REQUIRED TASK. Restate the records below word for word.

STORED RECORDS.
⟨
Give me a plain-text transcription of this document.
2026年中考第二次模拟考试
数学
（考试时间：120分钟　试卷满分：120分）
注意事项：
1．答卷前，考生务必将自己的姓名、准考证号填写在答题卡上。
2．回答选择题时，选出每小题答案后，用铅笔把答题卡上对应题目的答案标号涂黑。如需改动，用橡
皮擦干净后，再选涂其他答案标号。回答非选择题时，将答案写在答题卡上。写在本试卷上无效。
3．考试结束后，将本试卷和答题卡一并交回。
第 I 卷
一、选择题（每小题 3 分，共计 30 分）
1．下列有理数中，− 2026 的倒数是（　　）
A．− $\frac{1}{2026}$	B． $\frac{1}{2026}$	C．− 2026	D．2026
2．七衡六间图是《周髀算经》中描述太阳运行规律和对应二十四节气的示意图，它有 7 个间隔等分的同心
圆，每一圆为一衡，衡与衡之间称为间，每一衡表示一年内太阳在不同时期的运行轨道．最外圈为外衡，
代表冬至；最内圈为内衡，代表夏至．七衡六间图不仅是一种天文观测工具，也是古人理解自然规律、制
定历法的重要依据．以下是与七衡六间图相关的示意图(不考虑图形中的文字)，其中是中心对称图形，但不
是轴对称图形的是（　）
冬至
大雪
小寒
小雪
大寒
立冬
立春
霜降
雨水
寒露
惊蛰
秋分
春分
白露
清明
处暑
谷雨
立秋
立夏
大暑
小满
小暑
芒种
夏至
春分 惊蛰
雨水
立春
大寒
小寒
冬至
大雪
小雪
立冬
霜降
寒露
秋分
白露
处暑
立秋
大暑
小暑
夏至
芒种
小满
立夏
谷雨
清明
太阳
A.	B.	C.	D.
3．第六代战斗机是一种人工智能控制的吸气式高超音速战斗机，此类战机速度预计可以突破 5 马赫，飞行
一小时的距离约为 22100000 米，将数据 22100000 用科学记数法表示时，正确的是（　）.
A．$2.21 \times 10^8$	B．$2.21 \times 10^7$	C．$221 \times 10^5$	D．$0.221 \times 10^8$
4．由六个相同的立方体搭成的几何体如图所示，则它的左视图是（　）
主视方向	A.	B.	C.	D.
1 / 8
⟩
SOLUTION TO THIS EXERCISE.
Give me a plain-text transcription of this document.
2026年中考第二次模拟考试
数学
（考试时间：120分钟　试卷满分：120分）
注意事项：
1．答卷前，考生务必将自己的姓名、准考证号填写在答题卡上。
2．回答选择题时，选出每小题答案后，用铅笔把答题卡上对应题目的答案标号涂黑。如需改动，用橡
皮擦干净后，再选涂其他答案标号。回答非选择题时，将答案写在答题卡上。写在本试卷上无效。
3．考试结束后，将本试卷和答题卡一并交回。
第 I 卷
一、选择题（每小题 3 分，共计 30 分）
1．下列有理数中，− 2026 的倒数是（　　）
A．− $\frac{1}{2026}$	B． $\frac{1}{2026}$	C．− 2026	D．2026
2．七衡六间图是《周髀算经》中描述太阳运行规律和对应二十四节气的示意图，它有 7 个间隔等分的同心
圆，每一圆为一衡，衡与衡之间称为间，每一衡表示一年内太阳在不同时期的运行轨道．最外圈为外衡，
代表冬至；最内圈为内衡，代表夏至．七衡六间图不仅是一种天文观测工具，也是古人理解自然规律、制
定历法的重要依据．以下是与七衡六间图相关的示意图(不考虑图形中的文字)，其中是中心对称图形，但不
是轴对称图形的是（　）
冬至
大雪
小寒
小雪
大寒
立冬
立春
霜降
雨水
寒露
惊蛰
秋分
春分
白露
清明
处暑
谷雨
立秋
立夏
大暑
小满
小暑
芒种
夏至
春分 惊蛰
雨水
立春
大寒
小寒
冬至
大雪
小雪
立冬
霜降
寒露
秋分
白露
处暑
立秋
大暑
小暑
夏至
芒种
小满
立夏
谷雨
清明
太阳
A.	B.	C.	D.
3．第六代战斗机是一种人工智能控制的吸气式高超音速战斗机，此类战机速度预计可以突破 5 马赫，飞行
一小时的距离约为 22100000 米，将数据 22100000 用科学记数法表示时，正确的是（　）.
A．$2.21 \times 10^8$	B．$2.21 \times 10^7$	C．$221 \times 10^5$	D．$0.221 \times 10^8$
4．由六个相同的立方体搭成的几何体如图所示，则它的左视图是（　）
主视方向	A.	B.	C.	D.
1 / 8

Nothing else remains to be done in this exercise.